--- THE DATA ---

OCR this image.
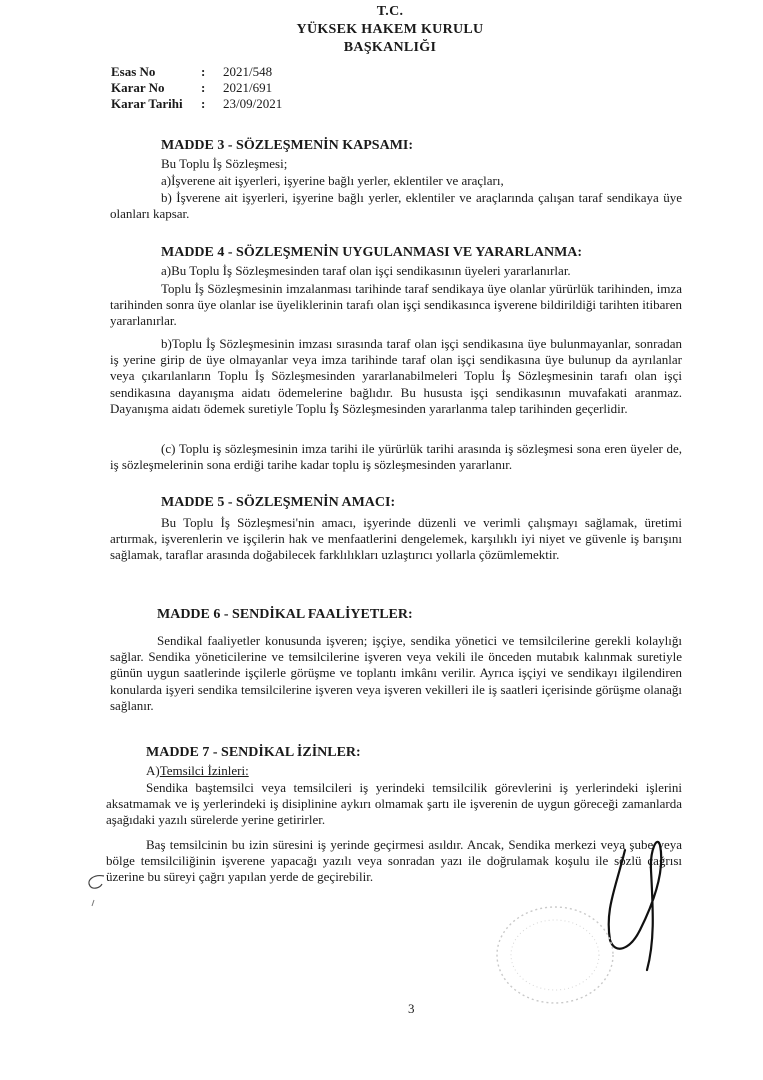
T.C.
YÜKSEK HAKEM KURULU
BAŞKANLIĞI
Esas No	:	2021/548
Karar No	:	2021/691
Karar Tarihi	:	23/09/2021
MADDE 3 - SÖZLEŞMENİN KAPSAMI:
Bu Toplu İş Sözleşmesi;
a)İşverene ait işyerleri, işyerine bağlı yerler, eklentiler ve araçları,
b) İşverene ait işyerleri, işyerine bağlı yerler, eklentiler ve araçlarında çalışan taraf sendikaya üye olanları kapsar.
MADDE 4 - SÖZLEŞMENİN UYGULANMASI VE YARARLANMA:
a)Bu Toplu İş Sözleşmesinden taraf olan işçi sendikasının üyeleri yararlanırlar.
Toplu İş Sözleşmesinin imzalanması tarihinde taraf sendikaya üye olanlar yürürlük tarihinden, imza tarihinden sonra üye olanlar ise üyeliklerinin tarafı olan işçi sendikasınca işverene bildirildiği tarihten itibaren yararlanırlar.
b)Toplu İş Sözleşmesinin imzası sırasında taraf olan işçi sendikasına üye bulunmayanlar, sonradan iş yerine girip de üye olmayanlar veya imza tarihinde taraf olan işçi sendikasına üye bulunup da ayrılanlar veya çıkarılanların Toplu İş Sözleşmesinden yararlanabilmeleri Toplu İş Sözleşmesinin tarafı olan işçi sendikasına dayanışma aidatı ödemelerine bağlıdır. Bu hususta işçi sendikasının muvafakati aranmaz. Dayanışma aidatı ödemek suretiyle Toplu İş Sözleşmesinden yararlanma talep tarihinden geçerlidir.
(c) Toplu iş sözleşmesinin imza tarihi ile yürürlük tarihi arasında iş sözleşmesi sona eren üyeler de, iş sözleşmelerinin sona erdiği tarihe kadar toplu iş sözleşmesinden yararlanır.
MADDE 5 - SÖZLEŞMENİN AMACI:
Bu Toplu İş Sözleşmesi'nin amacı, işyerinde düzenli ve verimli çalışmayı sağlamak, üretimi artırmak, işverenlerin ve işçilerin hak ve menfaatlerini dengelemek, karşılıklı iyi niyet ve güvenle iş barışını sağlamak, taraflar arasında doğabilecek farklılıkları uzlaştırıcı yollarla çözümlemektir.
MADDE 6 - SENDİKAL FAALİYETLER:
Sendikal faaliyetler konusunda işveren; işçiye, sendika yönetici ve temsilcilerine gerekli kolaylığı sağlar. Sendika yöneticilerine ve temsilcilerine işveren veya vekili ile önceden mutabık kalınmak suretiyle günün uygun saatlerinde işçilerle görüşme ve toplantı imkânı verilir. Ayrıca işçiyi ve sendikayı ilgilendiren konularda işyeri sendika temsilcilerine işveren veya işveren vekilleri ile iş saatleri içerisinde görüşme olanağı sağlanır.
MADDE 7 - SENDİKAL İZİNLER:
A)Temsilci İzinleri:
Sendika baştemsilci veya temsilcileri iş yerindeki temsilcilik görevlerini iş yerlerindeki işlerini aksatmamak ve iş yerlerindeki iş disiplinine aykırı olmamak şartı ile işverenin de uygun göreceği zamanlarda aşağıdaki yazılı sürelerde yerine getirirler.
Baş temsilcinin bu izin süresini iş yerinde geçirmesi asıldır. Ancak, Sendika merkezi veya şube veya bölge temsilciliğinin işverene yapacağı yazılı veya sonradan yazı ile doğrulamak koşulu ile sözlü çağrısı üzerine bu süreyi çağrı yapılan yerde de geçirebilir.
3
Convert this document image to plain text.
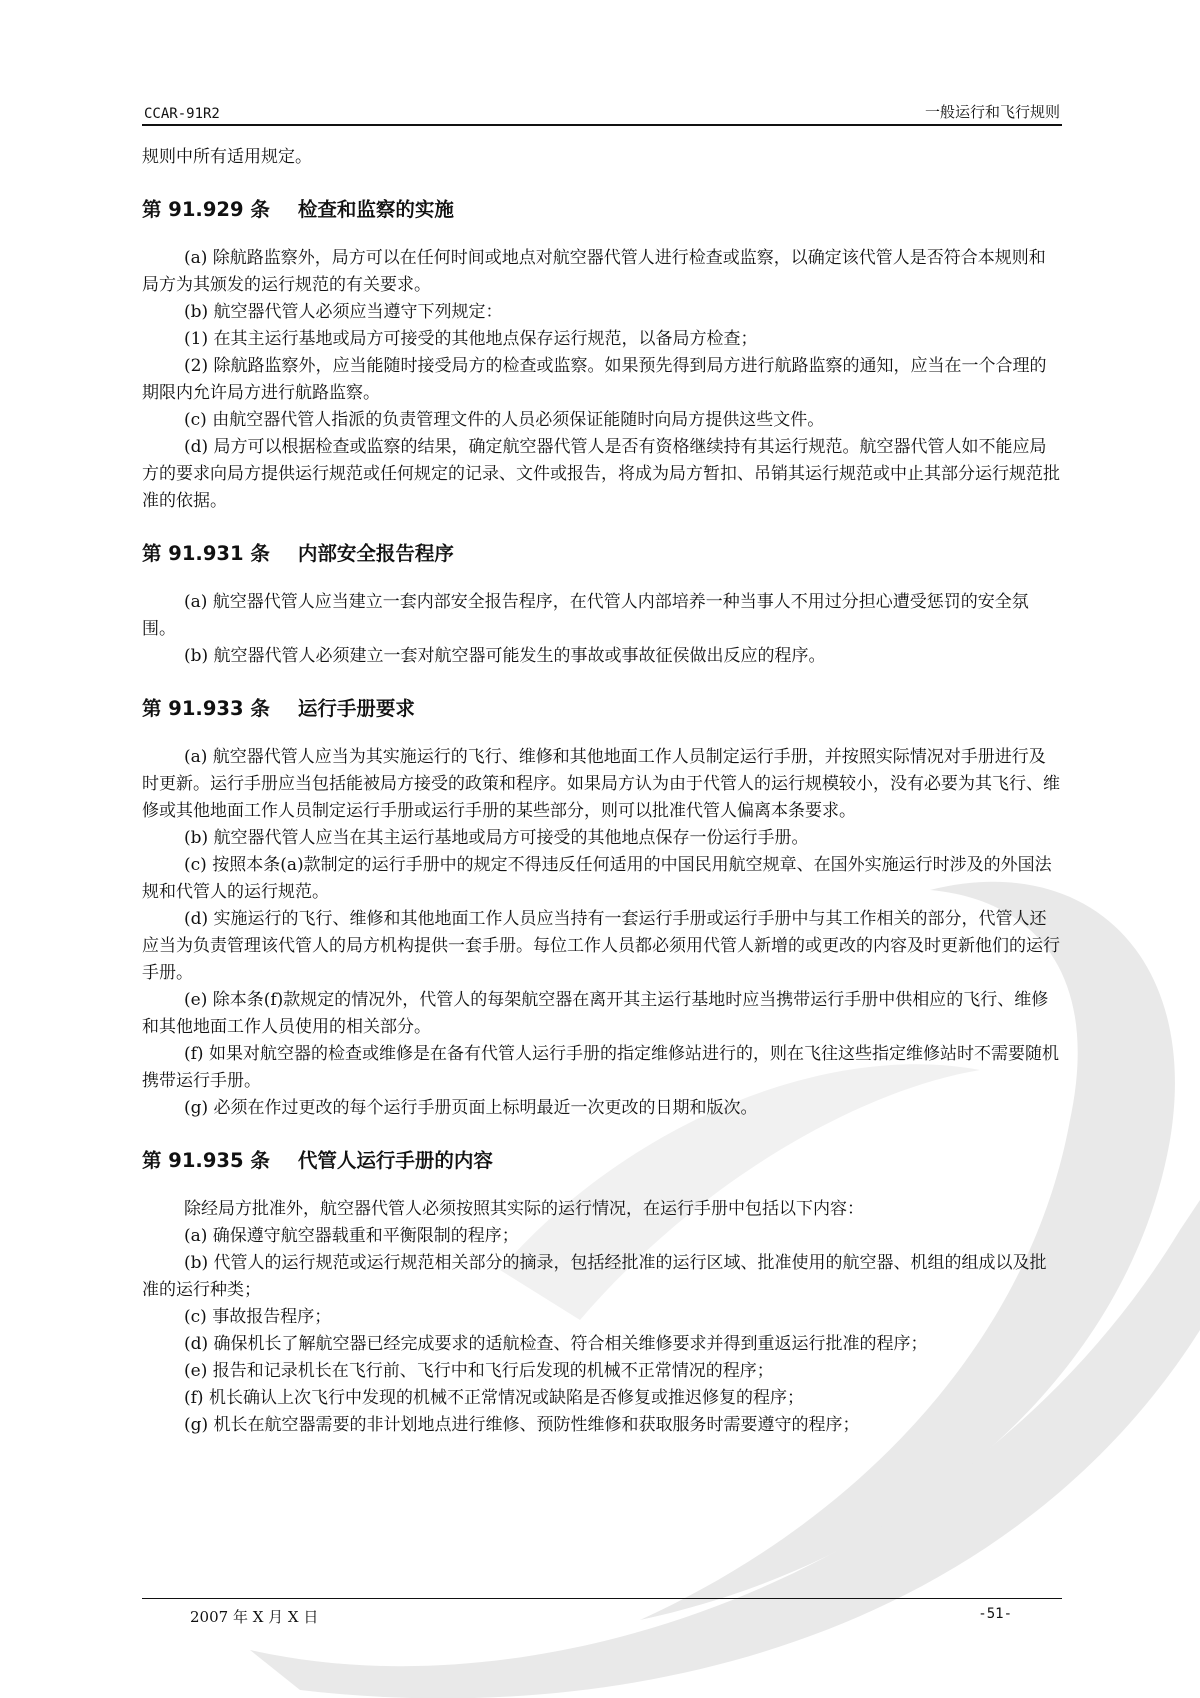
CCAR-91R2	一般运行和飞行规则

规则中所有适用规定。

第 91.929 条 检查和监察的实施

(a) 除航路监察外，局方可以在任何时间或地点对航空器代管人进行检查或监察，以确定该代管人是否符合本规则和局方为其颁发的运行规范的有关要求。

(b) 航空器代管人必须应当遵守下列规定：

(1) 在其主运行基地或局方可接受的其他地点保存运行规范，以备局方检查；

(2) 除航路监察外，应当能随时接受局方的检查或监察。如果预先得到局方进行航路监察的通知，应当在一个合理的期限内允许局方进行航路监察。

(c) 由航空器代管人指派的负责管理文件的人员必须保证能随时向局方提供这些文件。

(d) 局方可以根据检查或监察的结果，确定航空器代管人是否有资格继续持有其运行规范。航空器代管人如不能应局方的要求向局方提供运行规范或任何规定的记录、文件或报告，将成为局方暂扣、吊销其运行规范或中止其部分运行规范批准的依据。

第 91.931 条 内部安全报告程序

(a) 航空器代管人应当建立一套内部安全报告程序，在代管人内部培养一种当事人不用过分担心遭受惩罚的安全氛围。

(b) 航空器代管人必须建立一套对航空器可能发生的事故或事故征侯做出反应的程序。

第 91.933 条 运行手册要求

(a) 航空器代管人应当为其实施运行的飞行、维修和其他地面工作人员制定运行手册，并按照实际情况对手册进行及时更新。运行手册应当包括能被局方接受的政策和程序。如果局方认为由于代管人的运行规模较小，没有必要为其飞行、维修或其他地面工作人员制定运行手册或运行手册的某些部分，则可以批准代管人偏离本条要求。

(b) 航空器代管人应当在其主运行基地或局方可接受的其他地点保存一份运行手册。

(c) 按照本条(a)款制定的运行手册中的规定不得违反任何适用的中国民用航空规章、在国外实施运行时涉及的外国法规和代管人的运行规范。

(d) 实施运行的飞行、维修和其他地面工作人员应当持有一套运行手册或运行手册中与其工作相关的部分，代管人还应当为负责管理该代管人的局方机构提供一套手册。每位工作人员都必须用代管人新增的或更改的内容及时更新他们的运行手册。

(e) 除本条(f)款规定的情况外，代管人的每架航空器在离开其主运行基地时应当携带运行手册中供相应的飞行、维修和其他地面工作人员使用的相关部分。

(f) 如果对航空器的检查或维修是在备有代管人运行手册的指定维修站进行的，则在飞往这些指定维修站时不需要随机携带运行手册。

(g) 必须在作过更改的每个运行手册页面上标明最近一次更改的日期和版次。

第 91.935 条 代管人运行手册的内容

除经局方批准外，航空器代管人必须按照其实际的运行情况，在运行手册中包括以下内容：

(a) 确保遵守航空器载重和平衡限制的程序；

(b) 代管人的运行规范或运行规范相关部分的摘录，包括经批准的运行区域、批准使用的航空器、机组的组成以及批准的运行种类；

(c) 事故报告程序；

(d) 确保机长了解航空器已经完成要求的适航检查、符合相关维修要求并得到重返运行批准的程序；

(e) 报告和记录机长在飞行前、飞行中和飞行后发现的机械不正常情况的程序；

(f) 机长确认上次飞行中发现的机械不正常情况或缺陷是否修复或推迟修复的程序；

(g) 机长在航空器需要的非计划地点进行维修、预防性维修和获取服务时需要遵守的程序；

2007 年 X 月 X 日	-51-
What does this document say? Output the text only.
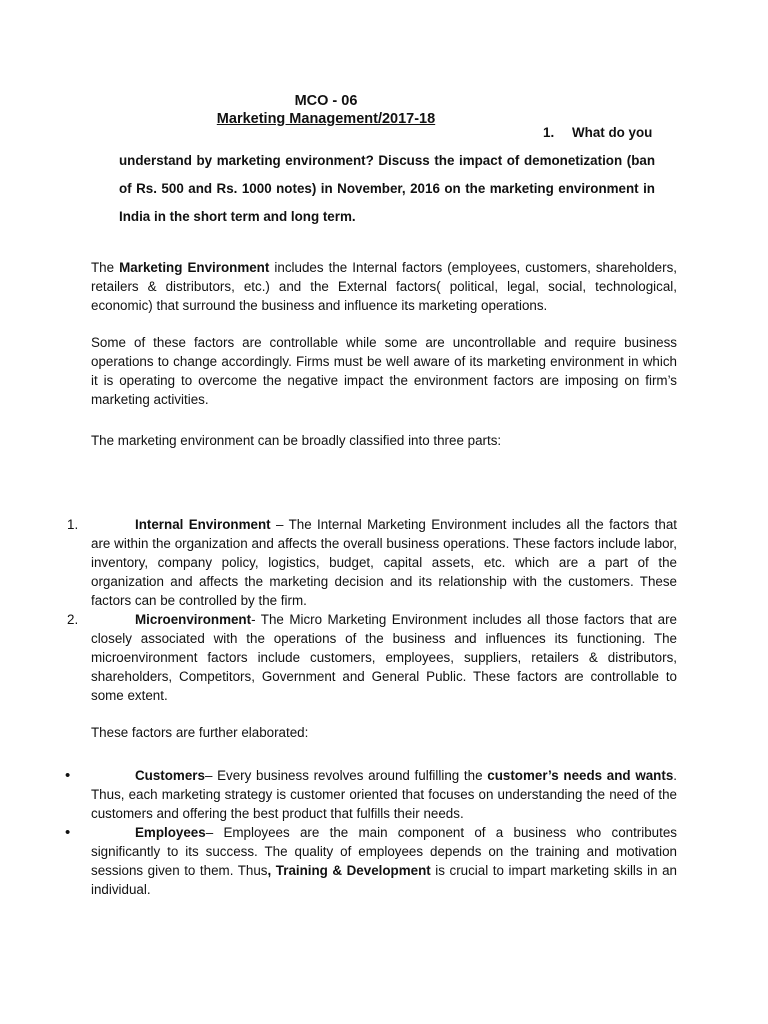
MCO - 06
Marketing Management/2017-18
1. What do you
understand by marketing environment? Discuss the impact of demonetization (ban of Rs. 500 and Rs. 1000 notes) in November, 2016 on the marketing environment in India in the short term and long term.
The Marketing Environment includes the Internal factors (employees, customers, shareholders, retailers & distributors, etc.) and the External factors( political, legal, social, technological, economic) that surround the business and influence its marketing operations.
Some of these factors are controllable while some are uncontrollable and require business operations to change accordingly. Firms must be well aware of its marketing environment in which it is operating to overcome the negative impact the environment factors are imposing on firm’s marketing activities.
The marketing environment can be broadly classified into three parts:
1.	Internal Environment – The Internal Marketing Environment includes all the factors that are within the organization and affects the overall business operations. These factors include labor, inventory, company policy, logistics, budget, capital assets, etc. which are a part of the organization and affects the marketing decision and its relationship with the customers. These factors can be controlled by the firm.
2.	Microenvironment- The Micro Marketing Environment includes all those factors that are closely associated with the operations of the business and influences its functioning. The microenvironment factors include customers, employees, suppliers, retailers & distributors, shareholders, Competitors, Government and General Public. These factors are controllable to some extent.
These factors are further elaborated:
•	Customers– Every business revolves around fulfilling the customer’s needs and wants. Thus, each marketing strategy is customer oriented that focuses on understanding the need of the customers and offering the best product that fulfills their needs.
•	Employees– Employees are the main component of a business who contributes significantly to its success. The quality of employees depends on the training and motivation sessions given to them. Thus, Training & Development is crucial to impart marketing skills in an individual.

---

Using the records above, select and copy every line that has the word "document".

#### EXERCISE RESULT
Convert this document image to plain text.
What does this document say? Output the text only.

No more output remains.